* [DATA EXTRACTS]:
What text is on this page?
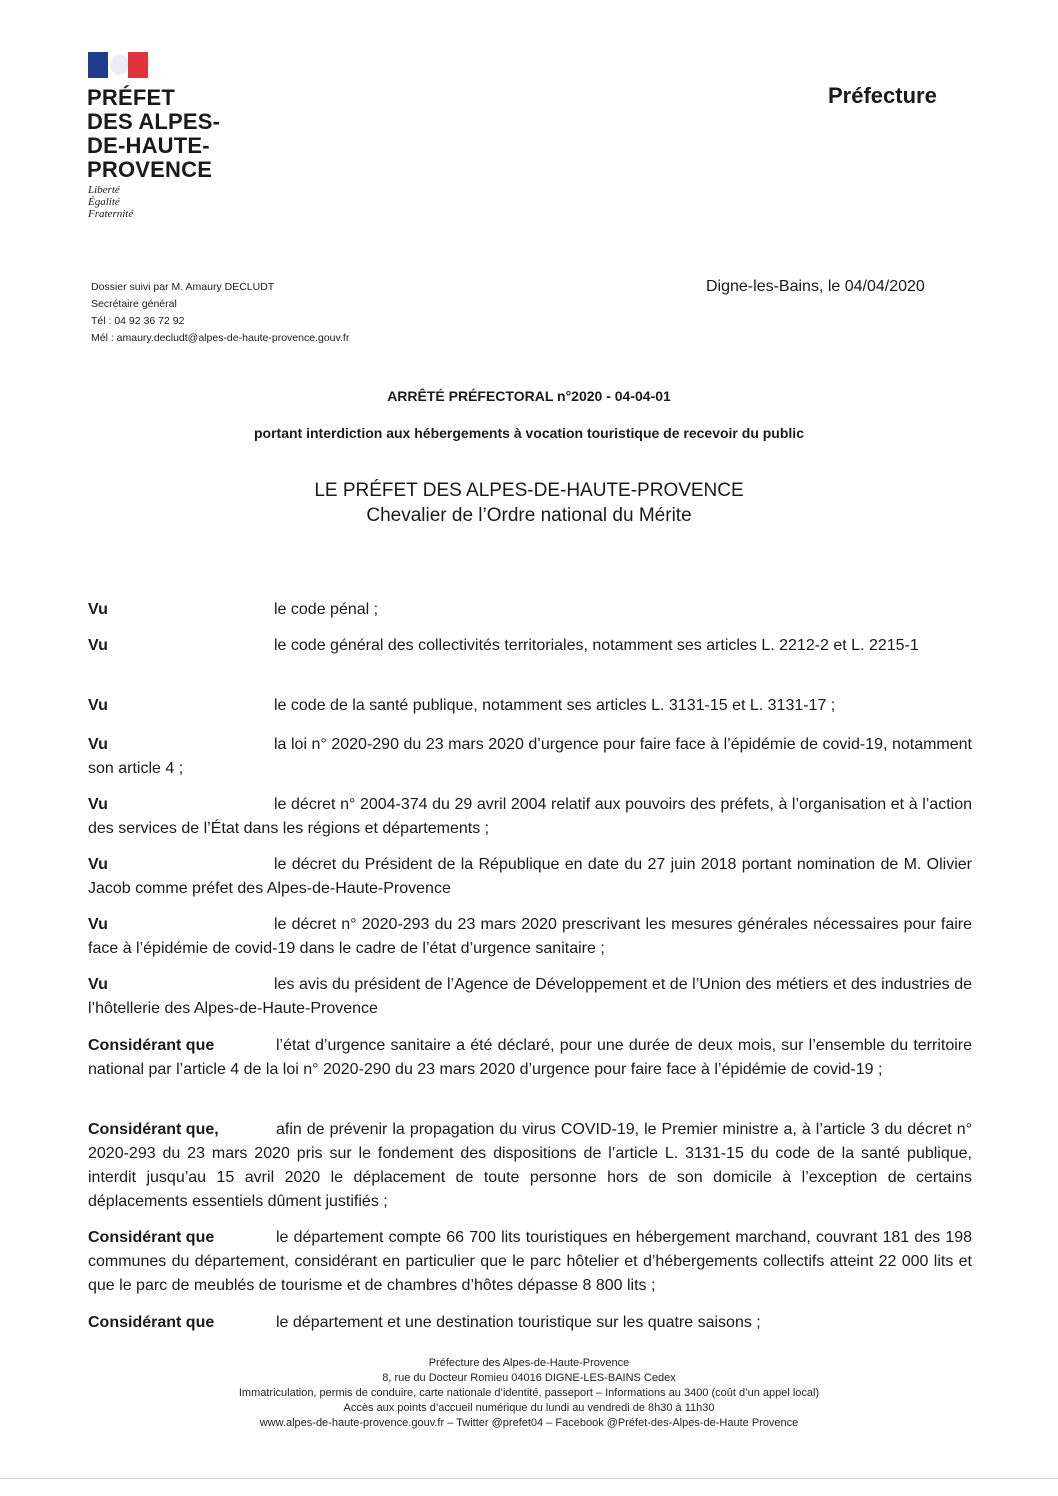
PRÉFET
DES ALPES-
DE-HAUTE-
PROVENCE
Liberté
Égalité
Fraternité
Préfecture
Dossier suivi par M. Amaury DECLUDT
Secrétaire général
Tél : 04 92 36 72 92
Mél : amaury.decludt@alpes-de-haute-provence.gouv.fr
Digne-les-Bains, le 04/04/2020
ARRÊTÉ PRÉFECTORAL n°2020 - 04-04-01
portant interdiction aux hébergements à vocation touristique de recevoir du public
LE PRÉFET DES ALPES-DE-HAUTE-PROVENCE
Chevalier de l’Ordre national du Mérite
Vu	le code pénal ;
Vu	le code général des collectivités territoriales, notamment ses articles L. 2212-2 et L. 2215-1
Vu	le code de la santé publique, notamment ses articles L. 3131-15 et L. 3131-17 ;
Vu	la loi n° 2020-290 du 23 mars 2020 d’urgence pour faire face à l’épidémie de covid-19, notamment son article 4 ;
Vu	le décret n° 2004-374 du 29 avril 2004 relatif aux pouvoirs des préfets, à l’organisation et à l’action des services de l’État dans les régions et départements ;
Vu	le décret du Président de la République en date du 27 juin 2018 portant nomination de M. Olivier Jacob comme préfet des Alpes-de-Haute-Provence
Vu	le décret n° 2020-293 du 23 mars 2020 prescrivant les mesures générales nécessaires pour faire face à l’épidémie de covid-19 dans le cadre de l’état d’urgence sanitaire ;
Vu	les avis du président de l’Agence de Développement et de l’Union des métiers et des industries de l’hôtellerie des Alpes-de-Haute-Provence
Considérant que	l’état d’urgence sanitaire a été déclaré, pour une durée de deux mois, sur l’ensemble du territoire national par l’article 4 de la loi n° 2020-290 du 23 mars 2020 d’urgence pour faire face à l’épidémie de covid-19 ;
Considérant que,	afin de prévenir la propagation du virus COVID-19, le Premier ministre a, à l’article 3 du décret n° 2020-293 du 23 mars 2020 pris sur le fondement des dispositions de l’article L. 3131-15 du code de la santé publique, interdit jusqu’au 15 avril 2020 le déplacement de toute personne hors de son domicile à l’exception de certains déplacements essentiels dûment justifiés ;
Considérant que	le département compte 66 700 lits touristiques en hébergement marchand, couvrant 181 des 198 communes du département, considérant en particulier que le parc hôtelier et d’hébergements collectifs atteint 22 000 lits et que le parc de meublés de tourisme et de chambres d’hôtes dépasse 8 800 lits ;
Considérant que	le département et une destination touristique sur les quatre saisons ;
Préfecture des Alpes-de-Haute-Provence
8, rue du Docteur Romieu 04016 DIGNE-LES-BAINS Cedex
Immatriculation, permis de conduire, carte nationale d’identité, passeport – Informations au 3400 (coût d’un appel local)
Accès aux points d’accueil numérique du lundi au vendredi de 8h30 à 11h30
www.alpes-de-haute-provence.gouv.fr – Twitter @prefet04 – Facebook @Préfet-des-Alpes-de-Haute Provence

* [ABOUT THIS EXERCISE]:
In your copy, exclude the pictures and repeat each entry above exactly.

* [EXERCISE SOLUTION]:
What text is on this page?
PRÉFET
DES ALPES-
DE-HAUTE-
PROVENCE
Liberté
Égalité
Fraternité
Préfecture
Dossier suivi par M. Amaury DECLUDT
Secrétaire général
Tél : 04 92 36 72 92
Mél : amaury.decludt@alpes-de-haute-provence.gouv.fr
Digne-les-Bains, le 04/04/2020
ARRÊTÉ PRÉFECTORAL n°2020 - 04-04-01
portant interdiction aux hébergements à vocation touristique de recevoir du public
LE PRÉFET DES ALPES-DE-HAUTE-PROVENCE
Chevalier de l’Ordre national du Mérite
Vu	le code pénal ;
Vu	le code général des collectivités territoriales, notamment ses articles L. 2212-2 et L. 2215-1
Vu	le code de la santé publique, notamment ses articles L. 3131-15 et L. 3131-17 ;
Vu	la loi n° 2020-290 du 23 mars 2020 d’urgence pour faire face à l’épidémie de covid-19, notamment son article 4 ;
Vu	le décret n° 2004-374 du 29 avril 2004 relatif aux pouvoirs des préfets, à l’organisation et à l’action des services de l’État dans les régions et départements ;
Vu	le décret du Président de la République en date du 27 juin 2018 portant nomination de M. Olivier Jacob comme préfet des Alpes-de-Haute-Provence
Vu	le décret n° 2020-293 du 23 mars 2020 prescrivant les mesures générales nécessaires pour faire face à l’épidémie de covid-19 dans le cadre de l’état d’urgence sanitaire ;
Vu	les avis du président de l’Agence de Développement et de l’Union des métiers et des industries de l’hôtellerie des Alpes-de-Haute-Provence
Considérant que	l’état d’urgence sanitaire a été déclaré, pour une durée de deux mois, sur l’ensemble du territoire national par l’article 4 de la loi n° 2020-290 du 23 mars 2020 d’urgence pour faire face à l’épidémie de covid-19 ;
Considérant que,	afin de prévenir la propagation du virus COVID-19, le Premier ministre a, à l’article 3 du décret n° 2020-293 du 23 mars 2020 pris sur le fondement des dispositions de l’article L. 3131-15 du code de la santé publique, interdit jusqu’au 15 avril 2020 le déplacement de toute personne hors de son domicile à l’exception de certains déplacements essentiels dûment justifiés ;
Considérant que	le département compte 66 700 lits touristiques en hébergement marchand, couvrant 181 des 198 communes du département, considérant en particulier que le parc hôtelier et d’hébergements collectifs atteint 22 000 lits et que le parc de meublés de tourisme et de chambres d’hôtes dépasse 8 800 lits ;
Considérant que	le département et une destination touristique sur les quatre saisons ;
Préfecture des Alpes-de-Haute-Provence
8, rue du Docteur Romieu 04016 DIGNE-LES-BAINS Cedex
Immatriculation, permis de conduire, carte nationale d’identité, passeport – Informations au 3400 (coût d’un appel local)
Accès aux points d’accueil numérique du lundi au vendredi de 8h30 à 11h30
www.alpes-de-haute-provence.gouv.fr – Twitter @prefet04 – Facebook @Préfet-des-Alpes-de-Haute Provence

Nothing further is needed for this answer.